▶ _Exercise details_: Answer with one number: how many lines have "value".
Start Excerpted records
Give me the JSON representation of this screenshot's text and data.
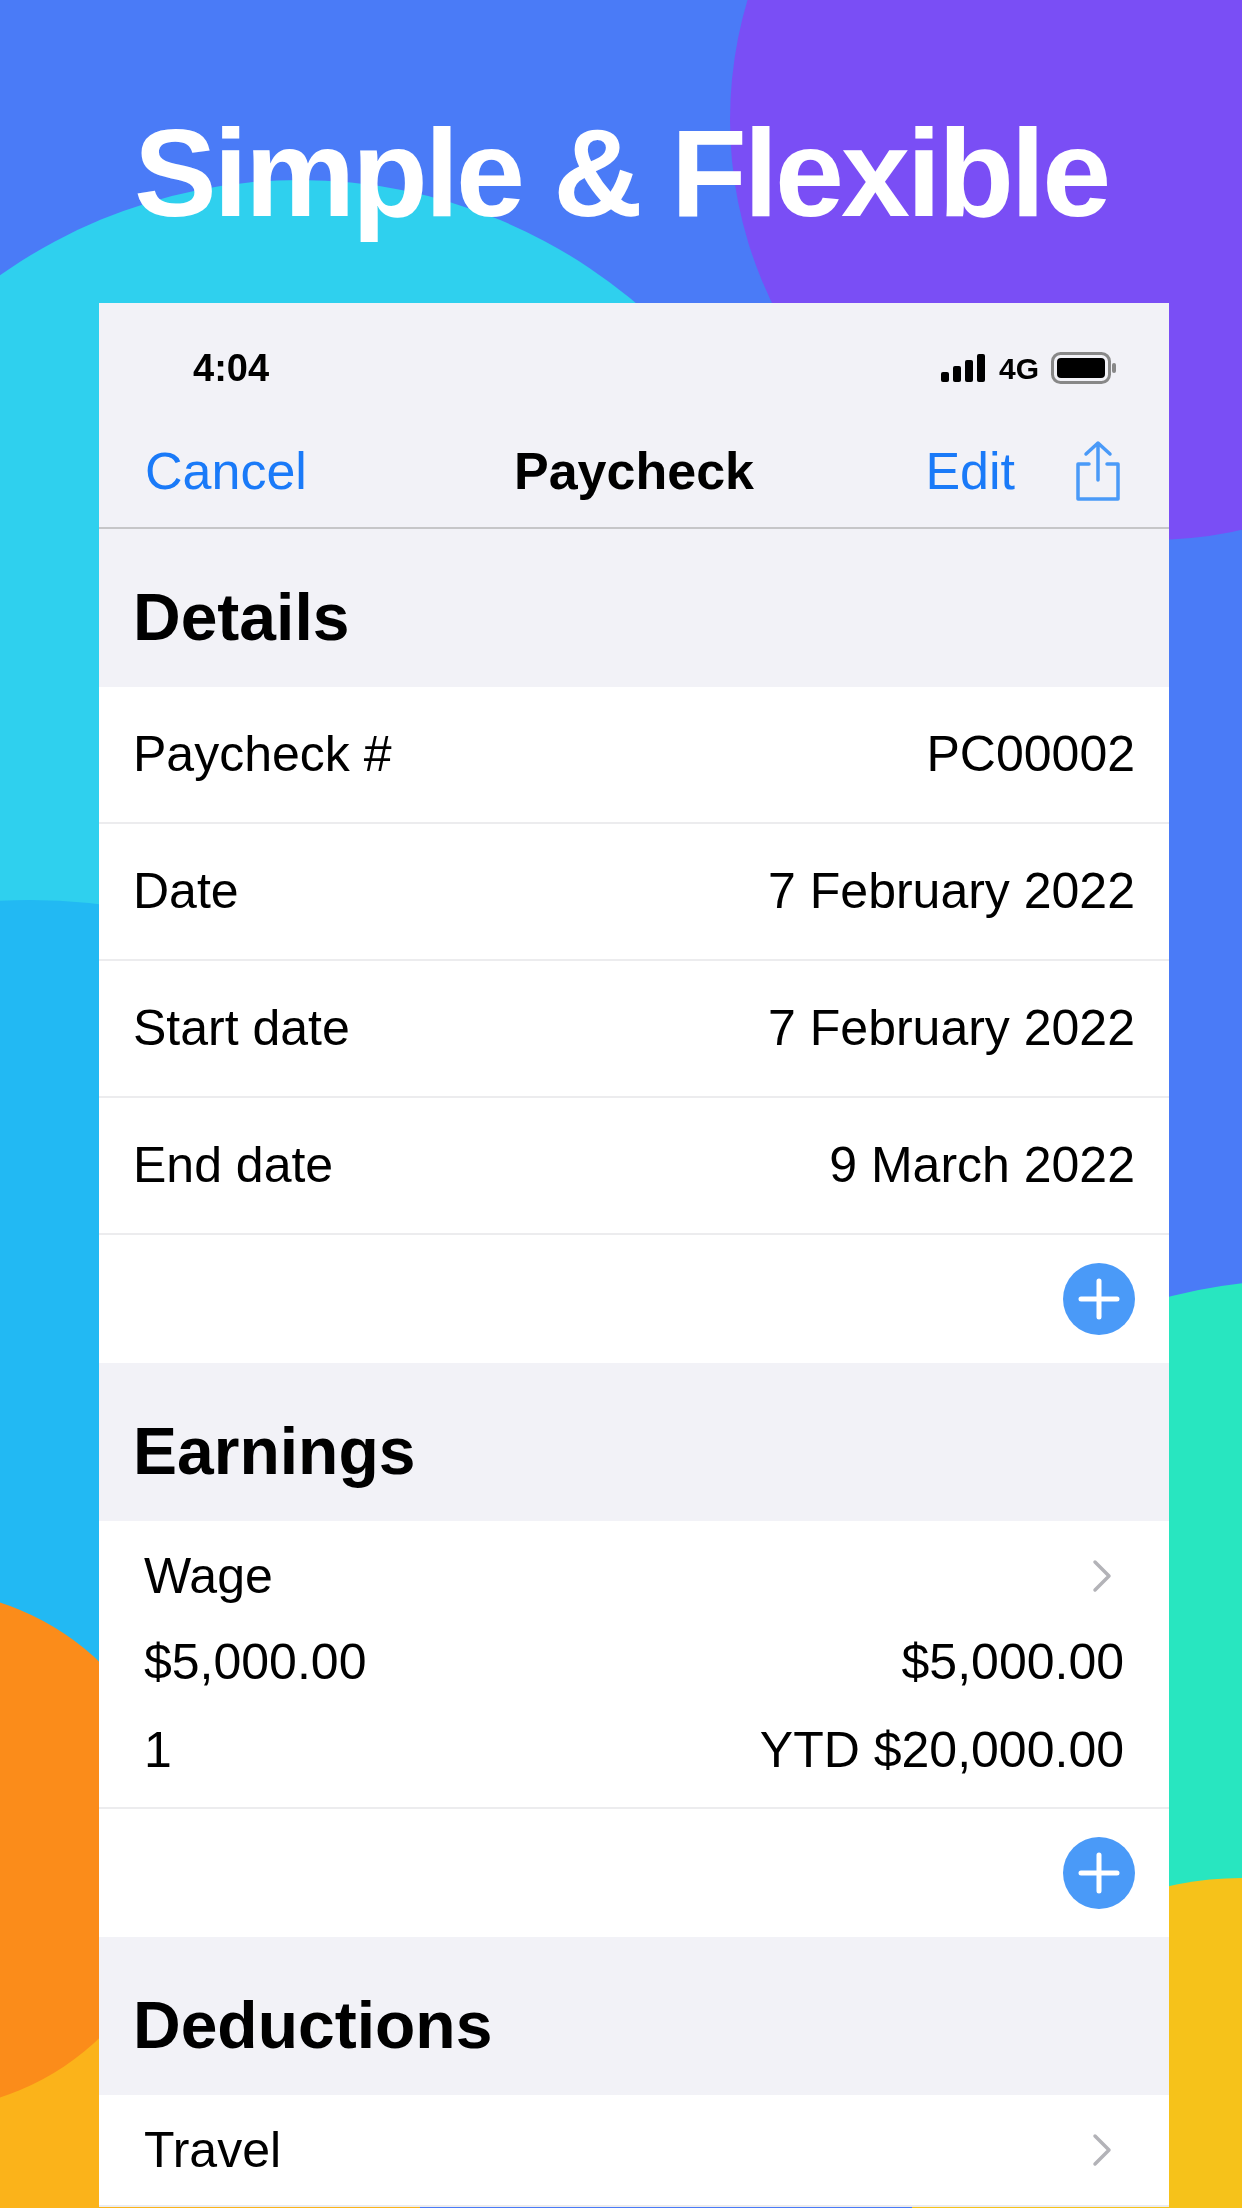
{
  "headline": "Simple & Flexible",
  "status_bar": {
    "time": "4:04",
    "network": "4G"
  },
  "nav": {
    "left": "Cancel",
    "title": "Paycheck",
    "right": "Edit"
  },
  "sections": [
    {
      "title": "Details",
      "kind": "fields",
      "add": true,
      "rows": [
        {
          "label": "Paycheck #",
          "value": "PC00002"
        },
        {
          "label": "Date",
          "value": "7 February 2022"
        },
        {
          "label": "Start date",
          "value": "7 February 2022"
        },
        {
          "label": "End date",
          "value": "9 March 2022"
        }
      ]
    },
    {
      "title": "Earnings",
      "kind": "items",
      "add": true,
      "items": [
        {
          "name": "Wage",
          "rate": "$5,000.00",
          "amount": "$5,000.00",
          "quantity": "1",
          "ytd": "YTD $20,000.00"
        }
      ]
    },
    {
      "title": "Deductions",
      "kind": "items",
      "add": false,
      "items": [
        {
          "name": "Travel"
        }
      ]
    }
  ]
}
End Excerpted records
Start Excerpted records
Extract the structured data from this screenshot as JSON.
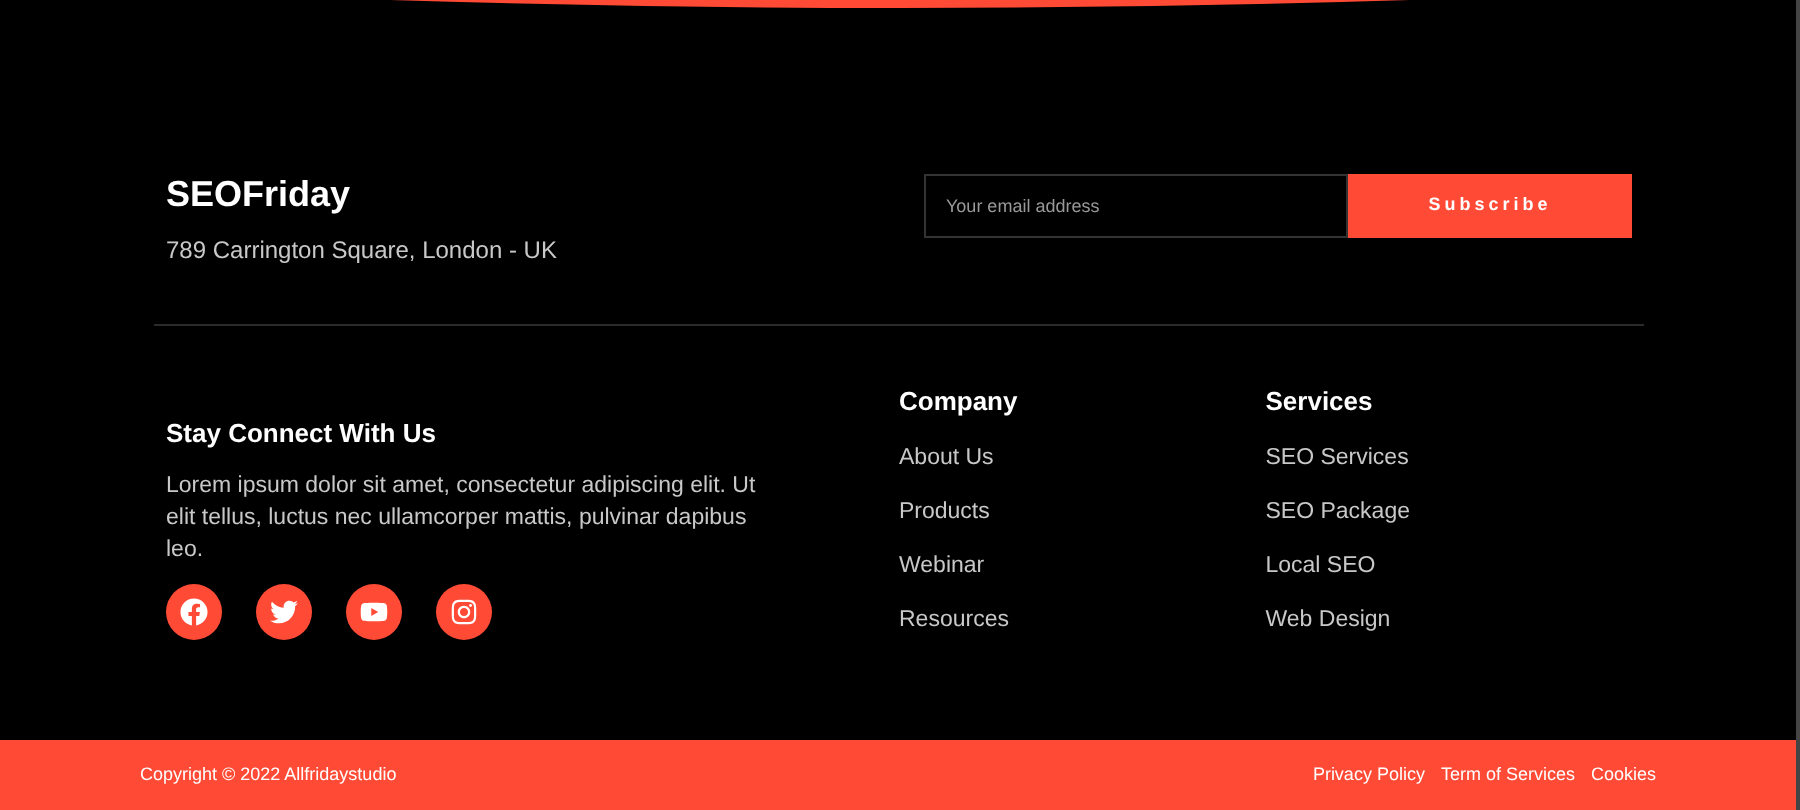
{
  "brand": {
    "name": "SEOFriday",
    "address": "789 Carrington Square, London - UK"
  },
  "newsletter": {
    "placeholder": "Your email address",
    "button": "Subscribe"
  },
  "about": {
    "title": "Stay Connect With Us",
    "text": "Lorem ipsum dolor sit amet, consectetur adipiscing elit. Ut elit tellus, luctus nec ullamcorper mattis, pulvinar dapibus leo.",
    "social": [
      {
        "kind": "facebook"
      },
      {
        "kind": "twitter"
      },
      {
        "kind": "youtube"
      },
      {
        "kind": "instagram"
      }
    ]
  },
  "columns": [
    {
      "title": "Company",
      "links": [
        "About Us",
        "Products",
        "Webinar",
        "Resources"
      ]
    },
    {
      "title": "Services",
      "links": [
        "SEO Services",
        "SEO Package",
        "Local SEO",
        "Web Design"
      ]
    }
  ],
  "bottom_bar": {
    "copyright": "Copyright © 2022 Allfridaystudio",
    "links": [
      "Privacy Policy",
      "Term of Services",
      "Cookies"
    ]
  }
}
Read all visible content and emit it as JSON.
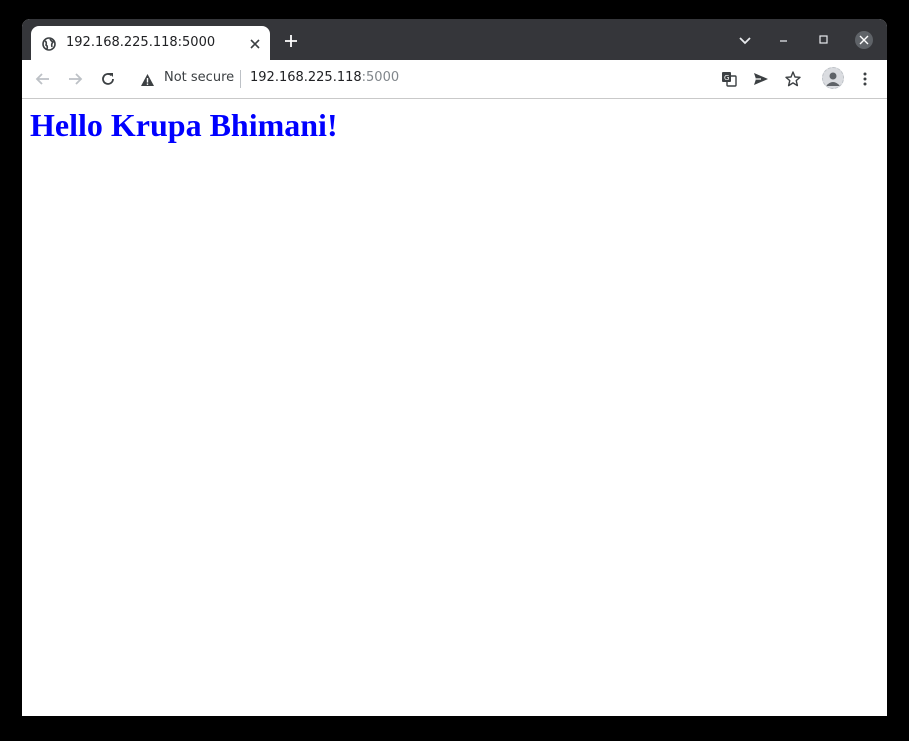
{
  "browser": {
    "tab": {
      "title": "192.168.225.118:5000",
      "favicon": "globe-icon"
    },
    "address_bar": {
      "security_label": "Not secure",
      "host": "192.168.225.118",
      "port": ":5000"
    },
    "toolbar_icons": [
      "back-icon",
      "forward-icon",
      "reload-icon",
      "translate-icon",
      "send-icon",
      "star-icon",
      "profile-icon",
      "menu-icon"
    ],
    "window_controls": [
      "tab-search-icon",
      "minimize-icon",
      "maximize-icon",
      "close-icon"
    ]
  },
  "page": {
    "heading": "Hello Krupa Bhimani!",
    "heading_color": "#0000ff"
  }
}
End Excerpted records
▶ _Response below_: 4